Task statement: Gather each line of the entries below that includes "temperature".

>> begin

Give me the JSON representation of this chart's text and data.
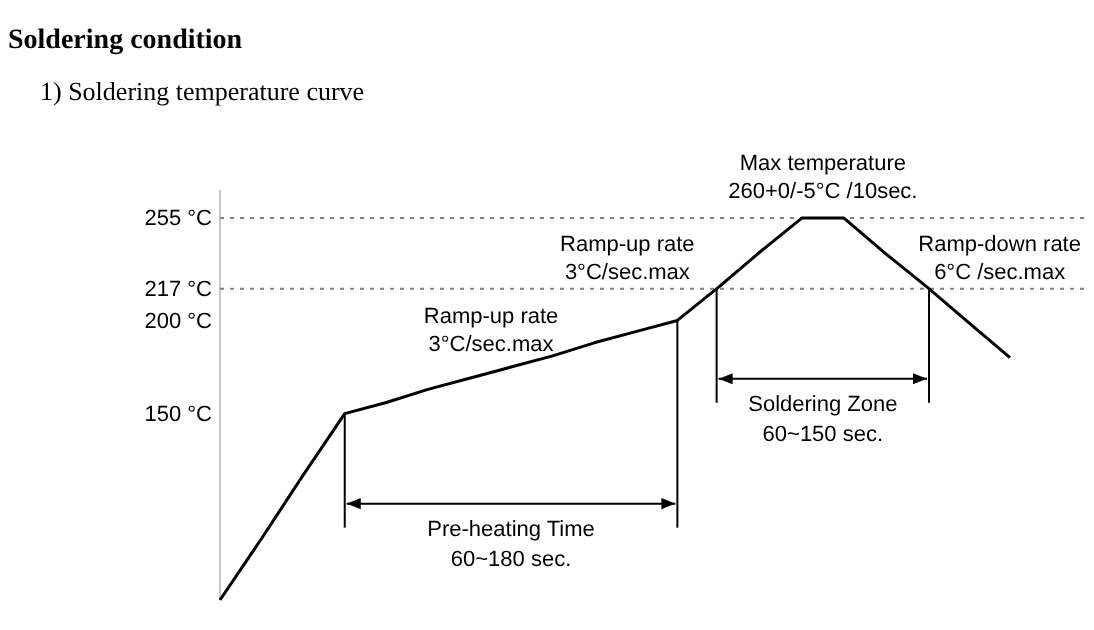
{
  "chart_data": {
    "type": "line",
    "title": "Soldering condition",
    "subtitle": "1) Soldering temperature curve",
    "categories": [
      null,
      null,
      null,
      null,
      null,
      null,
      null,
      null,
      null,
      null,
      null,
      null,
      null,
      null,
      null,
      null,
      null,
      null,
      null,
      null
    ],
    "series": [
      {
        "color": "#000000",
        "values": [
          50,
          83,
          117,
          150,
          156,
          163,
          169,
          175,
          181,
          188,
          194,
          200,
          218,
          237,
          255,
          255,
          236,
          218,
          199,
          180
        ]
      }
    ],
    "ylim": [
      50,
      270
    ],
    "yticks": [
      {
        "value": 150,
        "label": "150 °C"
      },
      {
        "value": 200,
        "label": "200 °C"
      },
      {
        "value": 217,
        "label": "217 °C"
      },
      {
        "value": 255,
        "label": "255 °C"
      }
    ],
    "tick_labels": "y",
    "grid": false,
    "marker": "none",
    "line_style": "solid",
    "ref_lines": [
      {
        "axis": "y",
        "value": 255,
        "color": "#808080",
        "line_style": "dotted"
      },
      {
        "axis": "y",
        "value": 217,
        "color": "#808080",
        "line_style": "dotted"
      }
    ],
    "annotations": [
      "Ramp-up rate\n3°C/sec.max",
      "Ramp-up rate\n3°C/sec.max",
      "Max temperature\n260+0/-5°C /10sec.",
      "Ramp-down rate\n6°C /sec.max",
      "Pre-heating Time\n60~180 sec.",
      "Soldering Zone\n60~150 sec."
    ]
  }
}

>> end

Response for this exercise:
    "subtitle": "1) Soldering temperature curve",
      "Max temperature\n260+0/-5°C /10sec.",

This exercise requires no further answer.